[Saved entries]
------------------------------------------------------------------------

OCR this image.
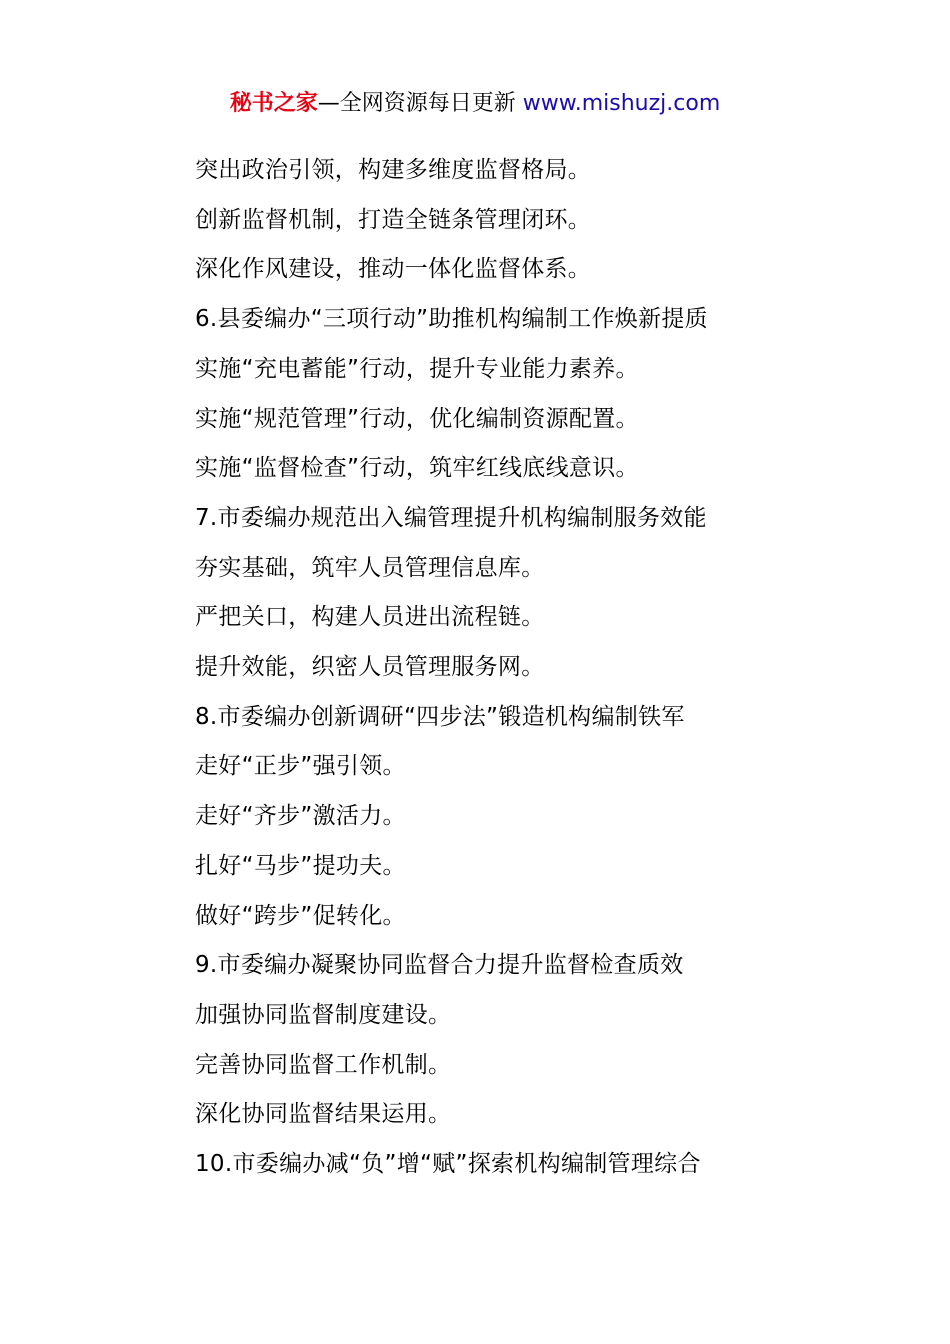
秘书之家—全网资源每日更新 www.mishuzj.com
突出政治引领，构建多维度监督格局。
创新监督机制，打造全链条管理闭环。
深化作风建设，推动一体化监督体系。
6.县委编办“三项行动”助推机构编制工作焕新提质
实施“充电蓄能”行动，提升专业能力素养。
实施“规范管理”行动，优化编制资源配置。
实施“监督检查”行动，筑牢红线底线意识。
7.市委编办规范出入编管理提升机构编制服务效能
夯实基础，筑牢人员管理信息库。
严把关口，构建人员进出流程链。
提升效能，织密人员管理服务网。
8.市委编办创新调研“四步法”锻造机构编制铁军
走好“正步”强引领。
走好“齐步”激活力。
扎好“马步”提功夫。
做好“跨步”促转化。
9.市委编办凝聚协同监督合力提升监督检查质效
加强协同监督制度建设。
完善协同监督工作机制。
深化协同监督结果运用。
10.市委编办减“负”增“赋”探索机构编制管理综合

------------------------------------------------------------------------

Task: Transcribe the full listing above exactly, with the images removed.

The reply:
OCR this image.
秘书之家—全网资源每日更新 www.mishuzj.com
突出政治引领，构建多维度监督格局。
创新监督机制，打造全链条管理闭环。
深化作风建设，推动一体化监督体系。
6.县委编办“三项行动”助推机构编制工作焕新提质
实施“充电蓄能”行动，提升专业能力素养。
实施“规范管理”行动，优化编制资源配置。
实施“监督检查”行动，筑牢红线底线意识。
7.市委编办规范出入编管理提升机构编制服务效能
夯实基础，筑牢人员管理信息库。
严把关口，构建人员进出流程链。
提升效能，织密人员管理服务网。
8.市委编办创新调研“四步法”锻造机构编制铁军
走好“正步”强引领。
走好“齐步”激活力。
扎好“马步”提功夫。
做好“跨步”促转化。
9.市委编办凝聚协同监督合力提升监督检查质效
加强协同监督制度建设。
完善协同监督工作机制。
深化协同监督结果运用。
10.市委编办减“负”增“赋”探索机构编制管理综合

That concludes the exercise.